[Stored data entries]
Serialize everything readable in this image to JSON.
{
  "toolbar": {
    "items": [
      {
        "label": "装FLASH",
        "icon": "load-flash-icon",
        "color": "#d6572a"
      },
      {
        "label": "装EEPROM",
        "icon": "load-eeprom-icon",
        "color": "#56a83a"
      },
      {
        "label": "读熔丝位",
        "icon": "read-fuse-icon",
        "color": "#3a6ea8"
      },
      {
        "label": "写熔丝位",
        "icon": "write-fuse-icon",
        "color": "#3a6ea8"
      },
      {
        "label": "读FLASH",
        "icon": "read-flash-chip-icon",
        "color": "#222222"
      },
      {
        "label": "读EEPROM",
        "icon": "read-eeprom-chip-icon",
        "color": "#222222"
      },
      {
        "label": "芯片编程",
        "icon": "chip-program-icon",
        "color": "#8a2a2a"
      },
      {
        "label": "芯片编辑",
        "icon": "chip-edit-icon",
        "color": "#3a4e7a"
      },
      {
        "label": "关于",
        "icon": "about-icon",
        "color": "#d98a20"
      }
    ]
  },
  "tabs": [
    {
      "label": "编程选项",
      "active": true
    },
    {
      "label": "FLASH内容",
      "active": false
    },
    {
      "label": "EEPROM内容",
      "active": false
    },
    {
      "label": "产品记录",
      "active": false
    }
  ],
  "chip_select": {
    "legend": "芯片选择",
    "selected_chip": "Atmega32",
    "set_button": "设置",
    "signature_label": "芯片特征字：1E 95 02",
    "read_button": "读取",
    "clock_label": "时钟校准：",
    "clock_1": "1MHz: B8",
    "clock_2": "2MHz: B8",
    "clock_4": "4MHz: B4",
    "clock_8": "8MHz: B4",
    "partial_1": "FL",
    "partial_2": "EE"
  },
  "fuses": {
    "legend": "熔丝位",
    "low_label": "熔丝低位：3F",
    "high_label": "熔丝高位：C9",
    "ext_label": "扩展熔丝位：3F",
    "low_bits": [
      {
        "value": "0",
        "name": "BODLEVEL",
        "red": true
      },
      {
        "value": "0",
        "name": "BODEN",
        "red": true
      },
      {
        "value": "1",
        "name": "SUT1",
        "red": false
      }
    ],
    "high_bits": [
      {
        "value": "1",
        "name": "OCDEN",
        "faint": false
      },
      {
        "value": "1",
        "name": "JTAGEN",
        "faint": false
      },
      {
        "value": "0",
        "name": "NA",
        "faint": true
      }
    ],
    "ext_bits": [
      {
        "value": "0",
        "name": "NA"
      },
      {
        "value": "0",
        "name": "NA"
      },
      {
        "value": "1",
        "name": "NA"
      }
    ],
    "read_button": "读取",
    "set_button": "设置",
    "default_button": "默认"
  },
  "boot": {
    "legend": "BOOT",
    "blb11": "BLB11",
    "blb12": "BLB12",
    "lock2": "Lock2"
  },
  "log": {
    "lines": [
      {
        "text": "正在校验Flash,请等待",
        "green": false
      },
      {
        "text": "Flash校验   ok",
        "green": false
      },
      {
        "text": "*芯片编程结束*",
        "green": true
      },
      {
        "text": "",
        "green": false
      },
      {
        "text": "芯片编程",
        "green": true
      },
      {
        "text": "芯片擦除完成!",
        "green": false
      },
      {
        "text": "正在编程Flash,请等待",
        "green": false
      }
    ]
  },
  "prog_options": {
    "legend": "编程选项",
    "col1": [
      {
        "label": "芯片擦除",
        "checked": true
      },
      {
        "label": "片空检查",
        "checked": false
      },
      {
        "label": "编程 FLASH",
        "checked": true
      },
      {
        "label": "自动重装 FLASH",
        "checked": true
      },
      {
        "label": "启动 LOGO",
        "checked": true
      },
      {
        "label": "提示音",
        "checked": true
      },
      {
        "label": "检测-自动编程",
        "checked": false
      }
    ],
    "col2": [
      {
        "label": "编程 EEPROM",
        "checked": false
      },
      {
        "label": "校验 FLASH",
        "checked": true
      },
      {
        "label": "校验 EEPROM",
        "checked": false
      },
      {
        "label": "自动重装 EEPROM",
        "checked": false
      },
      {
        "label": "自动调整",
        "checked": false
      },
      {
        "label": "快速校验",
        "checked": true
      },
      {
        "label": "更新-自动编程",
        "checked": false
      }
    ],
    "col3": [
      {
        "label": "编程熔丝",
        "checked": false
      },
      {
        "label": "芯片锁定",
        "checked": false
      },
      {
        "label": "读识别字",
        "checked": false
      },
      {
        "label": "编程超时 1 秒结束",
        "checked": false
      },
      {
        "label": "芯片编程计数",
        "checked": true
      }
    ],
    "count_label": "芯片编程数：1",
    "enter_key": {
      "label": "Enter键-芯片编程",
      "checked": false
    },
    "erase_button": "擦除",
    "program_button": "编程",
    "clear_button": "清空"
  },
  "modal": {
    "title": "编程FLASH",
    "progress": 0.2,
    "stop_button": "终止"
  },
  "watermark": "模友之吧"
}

DO THIS ▸
Type out all of the material again, word for word.

WRITTEN SOLUTION ▸
Serialize everything readable in this image to JSON.
{
  "toolbar": {
    "items": [
      {
        "label": "装FLASH",
        "icon": "load-flash-icon",
        "color": "#d6572a"
      },
      {
        "label": "装EEPROM",
        "icon": "load-eeprom-icon",
        "color": "#56a83a"
      },
      {
        "label": "读熔丝位",
        "icon": "read-fuse-icon",
        "color": "#3a6ea8"
      },
      {
        "label": "写熔丝位",
        "icon": "write-fuse-icon",
        "color": "#3a6ea8"
      },
      {
        "label": "读FLASH",
        "icon": "read-flash-chip-icon",
        "color": "#222222"
      },
      {
        "label": "读EEPROM",
        "icon": "read-eeprom-chip-icon",
        "color": "#222222"
      },
      {
        "label": "芯片编程",
        "icon": "chip-program-icon",
        "color": "#8a2a2a"
      },
      {
        "label": "芯片编辑",
        "icon": "chip-edit-icon",
        "color": "#3a4e7a"
      },
      {
        "label": "关于",
        "icon": "about-icon",
        "color": "#d98a20"
      }
    ]
  },
  "tabs": [
    {
      "label": "编程选项",
      "active": true
    },
    {
      "label": "FLASH内容",
      "active": false
    },
    {
      "label": "EEPROM内容",
      "active": false
    },
    {
      "label": "产品记录",
      "active": false
    }
  ],
  "chip_select": {
    "legend": "芯片选择",
    "selected_chip": "Atmega32",
    "set_button": "设置",
    "signature_label": "芯片特征字：1E 95 02",
    "read_button": "读取",
    "clock_label": "时钟校准：",
    "clock_1": "1MHz: B8",
    "clock_2": "2MHz: B8",
    "clock_4": "4MHz: B4",
    "clock_8": "8MHz: B4",
    "partial_1": "FL",
    "partial_2": "EE"
  },
  "fuses": {
    "legend": "熔丝位",
    "low_label": "熔丝低位：3F",
    "high_label": "熔丝高位：C9",
    "ext_label": "扩展熔丝位：3F",
    "low_bits": [
      {
        "value": "0",
        "name": "BODLEVEL",
        "red": true
      },
      {
        "value": "0",
        "name": "BODEN",
        "red": true
      },
      {
        "value": "1",
        "name": "SUT1",
        "red": false
      }
    ],
    "high_bits": [
      {
        "value": "1",
        "name": "OCDEN",
        "faint": false
      },
      {
        "value": "1",
        "name": "JTAGEN",
        "faint": false
      },
      {
        "value": "0",
        "name": "NA",
        "faint": true
      }
    ],
    "ext_bits": [
      {
        "value": "0",
        "name": "NA"
      },
      {
        "value": "0",
        "name": "NA"
      },
      {
        "value": "1",
        "name": "NA"
      }
    ],
    "read_button": "读取",
    "set_button": "设置",
    "default_button": "默认"
  },
  "boot": {
    "legend": "BOOT",
    "blb11": "BLB11",
    "blb12": "BLB12",
    "lock2": "Lock2"
  },
  "log": {
    "lines": [
      {
        "text": "正在校验Flash,请等待",
        "green": false
      },
      {
        "text": "Flash校验   ok",
        "green": false
      },
      {
        "text": "*芯片编程结束*",
        "green": true
      },
      {
        "text": "",
        "green": false
      },
      {
        "text": "芯片编程",
        "green": true
      },
      {
        "text": "芯片擦除完成!",
        "green": false
      },
      {
        "text": "正在编程Flash,请等待",
        "green": false
      }
    ]
  },
  "prog_options": {
    "legend": "编程选项",
    "col1": [
      {
        "label": "芯片擦除",
        "checked": true
      },
      {
        "label": "片空检查",
        "checked": false
      },
      {
        "label": "编程 FLASH",
        "checked": true
      },
      {
        "label": "自动重装 FLASH",
        "checked": true
      },
      {
        "label": "启动 LOGO",
        "checked": true
      },
      {
        "label": "提示音",
        "checked": true
      },
      {
        "label": "检测-自动编程",
        "checked": false
      }
    ],
    "col2": [
      {
        "label": "编程 EEPROM",
        "checked": false
      },
      {
        "label": "校验 FLASH",
        "checked": true
      },
      {
        "label": "校验 EEPROM",
        "checked": false
      },
      {
        "label": "自动重装 EEPROM",
        "checked": false
      },
      {
        "label": "自动调整",
        "checked": false
      },
      {
        "label": "快速校验",
        "checked": true
      },
      {
        "label": "更新-自动编程",
        "checked": false
      }
    ],
    "col3": [
      {
        "label": "编程熔丝",
        "checked": false
      },
      {
        "label": "芯片锁定",
        "checked": false
      },
      {
        "label": "读识别字",
        "checked": false
      },
      {
        "label": "编程超时 1 秒结束",
        "checked": false
      },
      {
        "label": "芯片编程计数",
        "checked": true
      }
    ],
    "count_label": "芯片编程数：1",
    "enter_key": {
      "label": "Enter键-芯片编程",
      "checked": false
    },
    "erase_button": "擦除",
    "program_button": "编程",
    "clear_button": "清空"
  },
  "modal": {
    "title": "编程FLASH",
    "progress": 0.2,
    "stop_button": "终止"
  },
  "watermark": "模友之吧"
}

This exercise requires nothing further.